● Given exercise
Go through the entries below and print each one exactly, leaving out pictures.

● Provided entries
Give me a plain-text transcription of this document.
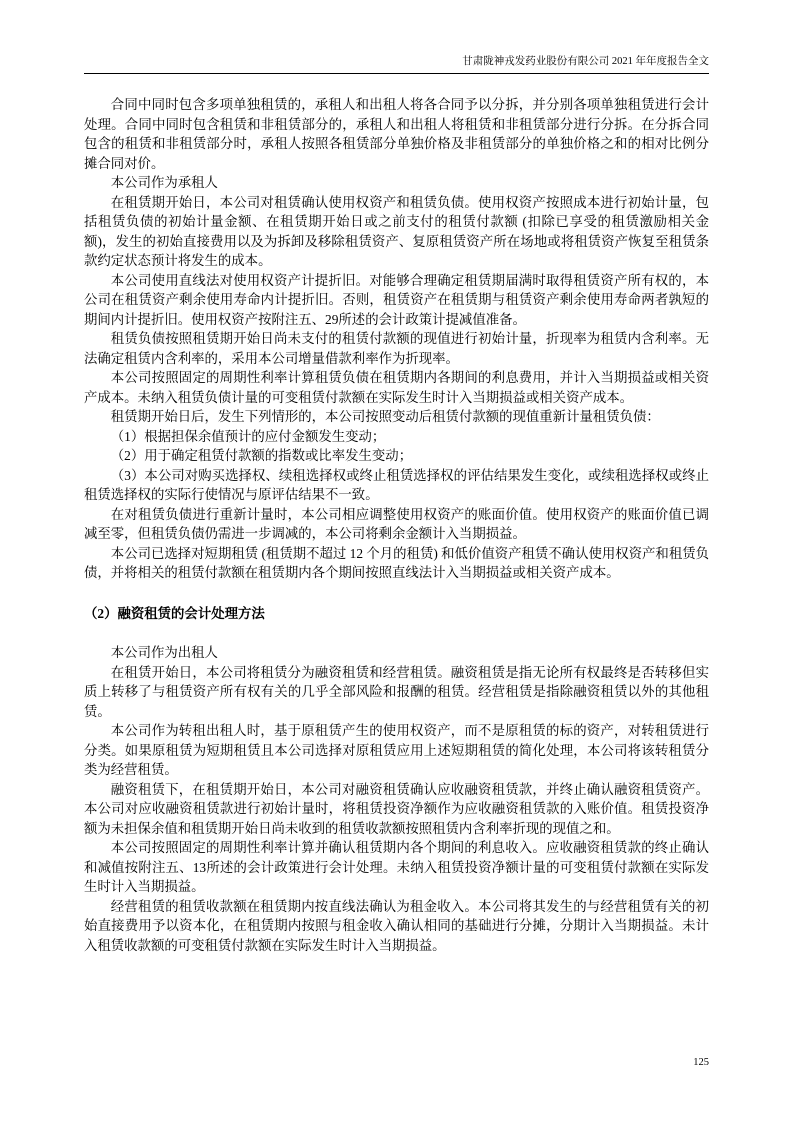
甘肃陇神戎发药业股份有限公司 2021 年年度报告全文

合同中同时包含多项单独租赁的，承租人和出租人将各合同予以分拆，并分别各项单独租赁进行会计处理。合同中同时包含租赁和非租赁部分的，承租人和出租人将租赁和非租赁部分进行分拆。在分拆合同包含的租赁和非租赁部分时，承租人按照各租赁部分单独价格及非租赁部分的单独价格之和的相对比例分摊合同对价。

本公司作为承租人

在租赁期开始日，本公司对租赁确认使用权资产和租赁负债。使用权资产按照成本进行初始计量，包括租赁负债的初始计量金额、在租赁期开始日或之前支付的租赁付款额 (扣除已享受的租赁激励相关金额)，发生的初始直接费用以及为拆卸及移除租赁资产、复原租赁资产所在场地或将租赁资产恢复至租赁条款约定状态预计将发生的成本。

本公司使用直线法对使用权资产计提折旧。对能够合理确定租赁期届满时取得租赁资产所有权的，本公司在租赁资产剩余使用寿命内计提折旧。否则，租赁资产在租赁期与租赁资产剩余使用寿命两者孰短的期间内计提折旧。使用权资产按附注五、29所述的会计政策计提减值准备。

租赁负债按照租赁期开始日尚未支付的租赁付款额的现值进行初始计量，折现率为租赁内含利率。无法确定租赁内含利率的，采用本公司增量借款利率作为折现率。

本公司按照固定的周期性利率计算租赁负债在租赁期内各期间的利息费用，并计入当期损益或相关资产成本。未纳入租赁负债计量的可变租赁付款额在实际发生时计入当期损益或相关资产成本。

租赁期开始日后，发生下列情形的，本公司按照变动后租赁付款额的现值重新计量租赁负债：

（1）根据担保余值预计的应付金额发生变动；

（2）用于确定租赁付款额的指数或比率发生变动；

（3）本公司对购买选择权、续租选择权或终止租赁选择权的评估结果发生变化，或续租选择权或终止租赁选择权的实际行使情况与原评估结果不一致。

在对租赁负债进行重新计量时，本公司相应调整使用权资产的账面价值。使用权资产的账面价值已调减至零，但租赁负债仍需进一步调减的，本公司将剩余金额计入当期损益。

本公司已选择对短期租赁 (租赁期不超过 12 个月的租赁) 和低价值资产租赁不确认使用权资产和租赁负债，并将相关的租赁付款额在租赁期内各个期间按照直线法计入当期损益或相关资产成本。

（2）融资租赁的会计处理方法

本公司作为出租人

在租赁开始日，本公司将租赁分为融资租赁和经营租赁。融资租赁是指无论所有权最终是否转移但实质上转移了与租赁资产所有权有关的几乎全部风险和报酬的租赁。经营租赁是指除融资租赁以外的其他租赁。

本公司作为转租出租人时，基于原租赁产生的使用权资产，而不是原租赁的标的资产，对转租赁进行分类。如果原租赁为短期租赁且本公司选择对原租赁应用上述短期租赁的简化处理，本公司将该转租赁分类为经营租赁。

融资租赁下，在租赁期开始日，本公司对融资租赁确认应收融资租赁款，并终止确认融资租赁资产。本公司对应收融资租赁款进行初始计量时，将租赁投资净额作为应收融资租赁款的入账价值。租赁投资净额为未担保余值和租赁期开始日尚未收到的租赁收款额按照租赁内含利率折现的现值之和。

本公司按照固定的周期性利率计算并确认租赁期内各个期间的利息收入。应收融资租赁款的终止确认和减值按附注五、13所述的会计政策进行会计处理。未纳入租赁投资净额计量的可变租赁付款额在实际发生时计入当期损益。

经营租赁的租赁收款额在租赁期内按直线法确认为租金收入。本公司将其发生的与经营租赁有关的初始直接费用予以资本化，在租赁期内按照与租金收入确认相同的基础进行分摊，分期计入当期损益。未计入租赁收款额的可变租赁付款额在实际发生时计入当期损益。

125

● Reply
Give me a plain-text transcription of this document.
甘肃陇神戎发药业股份有限公司 2021 年年度报告全文

合同中同时包含多项单独租赁的，承租人和出租人将各合同予以分拆，并分别各项单独租赁进行会计处理。合同中同时包含租赁和非租赁部分的，承租人和出租人将租赁和非租赁部分进行分拆。在分拆合同包含的租赁和非租赁部分时，承租人按照各租赁部分单独价格及非租赁部分的单独价格之和的相对比例分摊合同对价。

本公司作为承租人

在租赁期开始日，本公司对租赁确认使用权资产和租赁负债。使用权资产按照成本进行初始计量，包括租赁负债的初始计量金额、在租赁期开始日或之前支付的租赁付款额 (扣除已享受的租赁激励相关金额)，发生的初始直接费用以及为拆卸及移除租赁资产、复原租赁资产所在场地或将租赁资产恢复至租赁条款约定状态预计将发生的成本。

本公司使用直线法对使用权资产计提折旧。对能够合理确定租赁期届满时取得租赁资产所有权的，本公司在租赁资产剩余使用寿命内计提折旧。否则，租赁资产在租赁期与租赁资产剩余使用寿命两者孰短的期间内计提折旧。使用权资产按附注五、29所述的会计政策计提减值准备。

租赁负债按照租赁期开始日尚未支付的租赁付款额的现值进行初始计量，折现率为租赁内含利率。无法确定租赁内含利率的，采用本公司增量借款利率作为折现率。

本公司按照固定的周期性利率计算租赁负债在租赁期内各期间的利息费用，并计入当期损益或相关资产成本。未纳入租赁负债计量的可变租赁付款额在实际发生时计入当期损益或相关资产成本。

租赁期开始日后，发生下列情形的，本公司按照变动后租赁付款额的现值重新计量租赁负债：

（1）根据担保余值预计的应付金额发生变动；

（2）用于确定租赁付款额的指数或比率发生变动；

（3）本公司对购买选择权、续租选择权或终止租赁选择权的评估结果发生变化，或续租选择权或终止租赁选择权的实际行使情况与原评估结果不一致。

在对租赁负债进行重新计量时，本公司相应调整使用权资产的账面价值。使用权资产的账面价值已调减至零，但租赁负债仍需进一步调减的，本公司将剩余金额计入当期损益。

本公司已选择对短期租赁 (租赁期不超过 12 个月的租赁) 和低价值资产租赁不确认使用权资产和租赁负债，并将相关的租赁付款额在租赁期内各个期间按照直线法计入当期损益或相关资产成本。

（2）融资租赁的会计处理方法

本公司作为出租人

在租赁开始日，本公司将租赁分为融资租赁和经营租赁。融资租赁是指无论所有权最终是否转移但实质上转移了与租赁资产所有权有关的几乎全部风险和报酬的租赁。经营租赁是指除融资租赁以外的其他租赁。

本公司作为转租出租人时，基于原租赁产生的使用权资产，而不是原租赁的标的资产，对转租赁进行分类。如果原租赁为短期租赁且本公司选择对原租赁应用上述短期租赁的简化处理，本公司将该转租赁分类为经营租赁。

融资租赁下，在租赁期开始日，本公司对融资租赁确认应收融资租赁款，并终止确认融资租赁资产。本公司对应收融资租赁款进行初始计量时，将租赁投资净额作为应收融资租赁款的入账价值。租赁投资净额为未担保余值和租赁期开始日尚未收到的租赁收款额按照租赁内含利率折现的现值之和。

本公司按照固定的周期性利率计算并确认租赁期内各个期间的利息收入。应收融资租赁款的终止确认和减值按附注五、13所述的会计政策进行会计处理。未纳入租赁投资净额计量的可变租赁付款额在实际发生时计入当期损益。

经营租赁的租赁收款额在租赁期内按直线法确认为租金收入。本公司将其发生的与经营租赁有关的初始直接费用予以资本化，在租赁期内按照与租金收入确认相同的基础进行分摊，分期计入当期损益。未计入租赁收款额的可变租赁付款额在实际发生时计入当期损益。

125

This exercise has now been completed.